**WHAT TO PRODUCE:**
Provide nothing beyond the count of lines that include the string "AVERAGE".

**EXERCISE INPUTS:**

((

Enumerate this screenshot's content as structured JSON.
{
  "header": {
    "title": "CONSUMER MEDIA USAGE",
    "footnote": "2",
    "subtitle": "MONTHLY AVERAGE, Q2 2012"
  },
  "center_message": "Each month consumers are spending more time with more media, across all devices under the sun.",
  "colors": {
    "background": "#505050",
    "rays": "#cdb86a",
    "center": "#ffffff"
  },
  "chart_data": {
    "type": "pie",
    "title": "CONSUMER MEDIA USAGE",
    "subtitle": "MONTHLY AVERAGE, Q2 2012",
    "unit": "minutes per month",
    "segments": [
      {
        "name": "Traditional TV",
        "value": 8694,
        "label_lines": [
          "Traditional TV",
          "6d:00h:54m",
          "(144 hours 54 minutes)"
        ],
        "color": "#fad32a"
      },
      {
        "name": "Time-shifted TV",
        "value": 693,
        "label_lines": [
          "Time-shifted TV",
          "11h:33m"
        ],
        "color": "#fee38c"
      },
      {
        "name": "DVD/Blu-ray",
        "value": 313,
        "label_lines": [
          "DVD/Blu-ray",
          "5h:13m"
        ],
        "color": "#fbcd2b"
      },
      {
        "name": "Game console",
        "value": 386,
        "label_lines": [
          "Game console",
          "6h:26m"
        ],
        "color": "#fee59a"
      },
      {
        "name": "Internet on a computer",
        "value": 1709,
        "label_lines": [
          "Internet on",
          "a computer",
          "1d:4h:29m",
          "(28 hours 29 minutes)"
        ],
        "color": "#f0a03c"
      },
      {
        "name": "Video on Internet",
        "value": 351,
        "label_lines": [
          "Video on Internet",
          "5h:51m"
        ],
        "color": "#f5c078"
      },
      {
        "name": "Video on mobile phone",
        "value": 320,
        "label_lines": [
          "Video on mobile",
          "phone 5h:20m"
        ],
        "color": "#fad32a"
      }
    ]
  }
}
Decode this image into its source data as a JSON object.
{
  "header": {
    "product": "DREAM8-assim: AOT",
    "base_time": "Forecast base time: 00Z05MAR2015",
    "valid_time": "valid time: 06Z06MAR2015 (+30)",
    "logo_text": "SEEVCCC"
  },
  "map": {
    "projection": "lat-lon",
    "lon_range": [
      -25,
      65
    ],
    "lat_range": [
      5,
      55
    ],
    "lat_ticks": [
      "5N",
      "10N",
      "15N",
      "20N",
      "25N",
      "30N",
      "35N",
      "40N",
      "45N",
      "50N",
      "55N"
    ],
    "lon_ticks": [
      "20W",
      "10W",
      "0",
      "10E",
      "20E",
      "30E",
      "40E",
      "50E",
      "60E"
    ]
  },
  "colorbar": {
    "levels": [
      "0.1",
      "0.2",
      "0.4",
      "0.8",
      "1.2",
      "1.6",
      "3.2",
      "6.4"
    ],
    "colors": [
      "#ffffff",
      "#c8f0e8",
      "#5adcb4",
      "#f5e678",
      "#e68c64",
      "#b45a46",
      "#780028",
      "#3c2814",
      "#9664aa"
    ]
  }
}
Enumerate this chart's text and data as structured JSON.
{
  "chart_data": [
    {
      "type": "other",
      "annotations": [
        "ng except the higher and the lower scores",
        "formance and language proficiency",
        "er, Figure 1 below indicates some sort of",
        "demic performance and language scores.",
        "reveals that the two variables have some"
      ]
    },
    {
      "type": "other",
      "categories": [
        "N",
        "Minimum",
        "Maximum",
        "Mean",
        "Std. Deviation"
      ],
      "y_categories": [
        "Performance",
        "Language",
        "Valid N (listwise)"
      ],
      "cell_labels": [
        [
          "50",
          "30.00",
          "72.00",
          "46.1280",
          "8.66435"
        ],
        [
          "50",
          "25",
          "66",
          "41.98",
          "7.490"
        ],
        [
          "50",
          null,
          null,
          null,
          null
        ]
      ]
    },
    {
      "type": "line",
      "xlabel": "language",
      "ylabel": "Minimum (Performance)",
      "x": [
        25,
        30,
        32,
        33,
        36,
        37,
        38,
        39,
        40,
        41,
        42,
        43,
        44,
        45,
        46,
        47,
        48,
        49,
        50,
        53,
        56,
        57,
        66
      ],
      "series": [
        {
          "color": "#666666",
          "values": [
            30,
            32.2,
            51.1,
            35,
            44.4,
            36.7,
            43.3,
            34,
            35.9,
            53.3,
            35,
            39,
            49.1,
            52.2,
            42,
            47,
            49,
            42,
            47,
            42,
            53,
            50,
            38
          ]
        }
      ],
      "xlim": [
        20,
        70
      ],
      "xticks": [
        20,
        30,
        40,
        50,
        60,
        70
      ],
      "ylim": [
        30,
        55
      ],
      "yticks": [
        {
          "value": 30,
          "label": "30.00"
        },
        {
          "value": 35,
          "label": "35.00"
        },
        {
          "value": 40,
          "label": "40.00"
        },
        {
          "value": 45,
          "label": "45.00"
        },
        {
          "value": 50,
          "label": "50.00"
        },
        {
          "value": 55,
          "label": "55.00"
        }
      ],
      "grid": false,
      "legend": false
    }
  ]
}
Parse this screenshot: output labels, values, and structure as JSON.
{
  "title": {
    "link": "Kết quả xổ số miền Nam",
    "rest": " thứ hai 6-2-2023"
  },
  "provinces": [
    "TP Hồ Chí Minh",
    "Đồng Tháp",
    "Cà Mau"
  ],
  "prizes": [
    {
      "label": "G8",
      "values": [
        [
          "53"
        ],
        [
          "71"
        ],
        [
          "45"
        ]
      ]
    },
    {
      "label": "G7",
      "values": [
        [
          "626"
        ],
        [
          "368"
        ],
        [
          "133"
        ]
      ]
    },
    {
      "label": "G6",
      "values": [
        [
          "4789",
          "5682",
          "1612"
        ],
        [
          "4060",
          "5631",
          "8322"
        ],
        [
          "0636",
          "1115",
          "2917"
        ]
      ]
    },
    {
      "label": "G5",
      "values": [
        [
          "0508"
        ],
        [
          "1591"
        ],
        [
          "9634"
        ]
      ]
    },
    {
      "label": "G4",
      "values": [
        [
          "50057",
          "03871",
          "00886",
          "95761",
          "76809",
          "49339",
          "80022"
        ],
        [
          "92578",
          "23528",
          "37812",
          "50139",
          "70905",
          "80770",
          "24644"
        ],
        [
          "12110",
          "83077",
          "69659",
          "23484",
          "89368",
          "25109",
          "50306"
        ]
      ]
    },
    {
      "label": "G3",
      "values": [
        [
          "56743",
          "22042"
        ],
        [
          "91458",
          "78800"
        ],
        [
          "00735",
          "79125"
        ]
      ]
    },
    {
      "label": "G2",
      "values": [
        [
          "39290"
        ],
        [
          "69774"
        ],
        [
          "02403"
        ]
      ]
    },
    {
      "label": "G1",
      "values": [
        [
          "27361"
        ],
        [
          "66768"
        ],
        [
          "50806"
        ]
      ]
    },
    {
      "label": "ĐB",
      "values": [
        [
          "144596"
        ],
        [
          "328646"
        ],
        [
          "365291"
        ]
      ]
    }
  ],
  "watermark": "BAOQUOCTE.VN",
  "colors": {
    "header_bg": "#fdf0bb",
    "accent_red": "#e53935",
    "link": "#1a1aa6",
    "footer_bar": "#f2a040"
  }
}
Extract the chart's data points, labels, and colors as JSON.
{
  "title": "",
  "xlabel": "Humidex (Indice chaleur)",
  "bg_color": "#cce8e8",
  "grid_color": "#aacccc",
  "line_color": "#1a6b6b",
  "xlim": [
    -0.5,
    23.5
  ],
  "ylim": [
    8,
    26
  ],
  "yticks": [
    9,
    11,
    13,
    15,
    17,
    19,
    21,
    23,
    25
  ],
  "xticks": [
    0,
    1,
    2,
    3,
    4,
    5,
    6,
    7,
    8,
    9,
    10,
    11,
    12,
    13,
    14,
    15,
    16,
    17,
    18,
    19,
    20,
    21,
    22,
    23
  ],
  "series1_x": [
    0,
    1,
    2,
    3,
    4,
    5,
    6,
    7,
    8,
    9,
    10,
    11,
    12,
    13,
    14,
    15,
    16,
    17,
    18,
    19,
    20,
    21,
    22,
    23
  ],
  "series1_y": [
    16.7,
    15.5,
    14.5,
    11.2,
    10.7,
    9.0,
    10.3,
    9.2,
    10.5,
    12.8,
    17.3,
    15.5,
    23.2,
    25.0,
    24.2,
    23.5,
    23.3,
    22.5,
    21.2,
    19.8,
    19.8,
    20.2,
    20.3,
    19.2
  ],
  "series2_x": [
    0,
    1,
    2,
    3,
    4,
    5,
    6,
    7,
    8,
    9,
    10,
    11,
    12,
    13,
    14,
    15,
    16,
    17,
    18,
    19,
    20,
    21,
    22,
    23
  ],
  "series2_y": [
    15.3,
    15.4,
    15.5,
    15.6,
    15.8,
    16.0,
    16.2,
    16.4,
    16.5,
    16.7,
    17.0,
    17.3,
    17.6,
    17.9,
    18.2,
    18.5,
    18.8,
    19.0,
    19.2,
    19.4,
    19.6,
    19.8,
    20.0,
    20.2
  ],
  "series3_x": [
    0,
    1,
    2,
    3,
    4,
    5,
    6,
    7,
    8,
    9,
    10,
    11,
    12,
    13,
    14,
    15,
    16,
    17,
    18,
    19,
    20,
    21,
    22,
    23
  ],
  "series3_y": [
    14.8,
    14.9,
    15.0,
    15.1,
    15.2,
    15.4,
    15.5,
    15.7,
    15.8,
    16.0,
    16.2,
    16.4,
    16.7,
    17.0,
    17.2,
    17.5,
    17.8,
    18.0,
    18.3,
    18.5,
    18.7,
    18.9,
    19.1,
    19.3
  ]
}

))

**ANSWER FOR THE TASK:**
2